§ Goal
Transcribe the records in full, keeping every character as it is.

§ Provided entries
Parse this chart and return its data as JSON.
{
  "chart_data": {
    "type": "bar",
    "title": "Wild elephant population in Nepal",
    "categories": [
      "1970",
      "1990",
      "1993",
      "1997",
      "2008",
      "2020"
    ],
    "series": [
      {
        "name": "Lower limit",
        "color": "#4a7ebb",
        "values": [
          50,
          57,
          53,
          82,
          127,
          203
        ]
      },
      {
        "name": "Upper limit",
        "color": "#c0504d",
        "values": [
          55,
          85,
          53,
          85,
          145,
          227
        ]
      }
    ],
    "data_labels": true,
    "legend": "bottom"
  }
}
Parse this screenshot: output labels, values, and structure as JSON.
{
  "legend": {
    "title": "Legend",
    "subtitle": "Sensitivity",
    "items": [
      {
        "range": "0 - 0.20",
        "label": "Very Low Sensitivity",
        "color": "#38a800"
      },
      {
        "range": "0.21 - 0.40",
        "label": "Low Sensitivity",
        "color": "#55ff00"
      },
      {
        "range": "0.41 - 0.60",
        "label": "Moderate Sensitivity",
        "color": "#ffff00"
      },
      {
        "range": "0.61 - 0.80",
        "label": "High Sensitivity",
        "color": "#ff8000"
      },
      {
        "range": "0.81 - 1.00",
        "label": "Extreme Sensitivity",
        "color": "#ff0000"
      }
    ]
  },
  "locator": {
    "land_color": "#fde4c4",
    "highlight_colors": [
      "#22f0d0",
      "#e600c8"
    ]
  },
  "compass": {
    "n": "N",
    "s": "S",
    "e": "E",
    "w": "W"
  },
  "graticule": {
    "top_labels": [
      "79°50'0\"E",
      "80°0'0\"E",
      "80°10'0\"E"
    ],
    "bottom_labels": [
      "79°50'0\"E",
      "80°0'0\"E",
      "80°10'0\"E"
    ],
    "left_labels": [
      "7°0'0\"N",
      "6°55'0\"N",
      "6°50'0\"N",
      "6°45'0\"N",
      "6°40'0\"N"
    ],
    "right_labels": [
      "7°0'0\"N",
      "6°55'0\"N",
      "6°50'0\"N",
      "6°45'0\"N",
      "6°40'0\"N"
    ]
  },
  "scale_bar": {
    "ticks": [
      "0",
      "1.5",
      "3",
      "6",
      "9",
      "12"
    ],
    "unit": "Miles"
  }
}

§ Response below
Parse this chart and return its data as JSON.
{
  "chart_data": {
    "type": "bar",
    "title": "Wild elephant population in Nepal",
    "categories": [
      "1970",
      "1990",
      "1993",
      "1997",
      "2008",
      "2020"
    ],
    "series": [
      {
        "name": "Lower limit",
        "color": "#4a7ebb",
        "values": [
          50,
          57,
          53,
          82,
          127,
          203
        ]
      },
      {
        "name": "Upper limit",
        "color": "#c0504d",
        "values": [
          55,
          85,
          53,
          85,
          145,
          227
        ]
      }
    ],
    "data_labels": true,
    "legend": "bottom"
  }
}
Parse this screenshot: output labels, values, and structure as JSON.
{
  "legend": {
    "title": "Legend",
    "subtitle": "Sensitivity",
    "items": [
      {
        "range": "0 - 0.20",
        "label": "Very Low Sensitivity",
        "color": "#38a800"
      },
      {
        "range": "0.21 - 0.40",
        "label": "Low Sensitivity",
        "color": "#55ff00"
      },
      {
        "range": "0.41 - 0.60",
        "label": "Moderate Sensitivity",
        "color": "#ffff00"
      },
      {
        "range": "0.61 - 0.80",
        "label": "High Sensitivity",
        "color": "#ff8000"
      },
      {
        "range": "0.81 - 1.00",
        "label": "Extreme Sensitivity",
        "color": "#ff0000"
      }
    ]
  },
  "locator": {
    "land_color": "#fde4c4",
    "highlight_colors": [
      "#22f0d0",
      "#e600c8"
    ]
  },
  "compass": {
    "n": "N",
    "s": "S",
    "e": "E",
    "w": "W"
  },
  "graticule": {
    "top_labels": [
      "79°50'0\"E",
      "80°0'0\"E",
      "80°10'0\"E"
    ],
    "bottom_labels": [
      "79°50'0\"E",
      "80°0'0\"E",
      "80°10'0\"E"
    ],
    "left_labels": [
      "7°0'0\"N",
      "6°55'0\"N",
      "6°50'0\"N",
      "6°45'0\"N",
      "6°40'0\"N"
    ],
    "right_labels": [
      "7°0'0\"N",
      "6°55'0\"N",
      "6°50'0\"N",
      "6°45'0\"N",
      "6°40'0\"N"
    ]
  },
  "scale_bar": {
    "ticks": [
      "0",
      "1.5",
      "3",
      "6",
      "9",
      "12"
    ],
    "unit": "Miles"
  }
}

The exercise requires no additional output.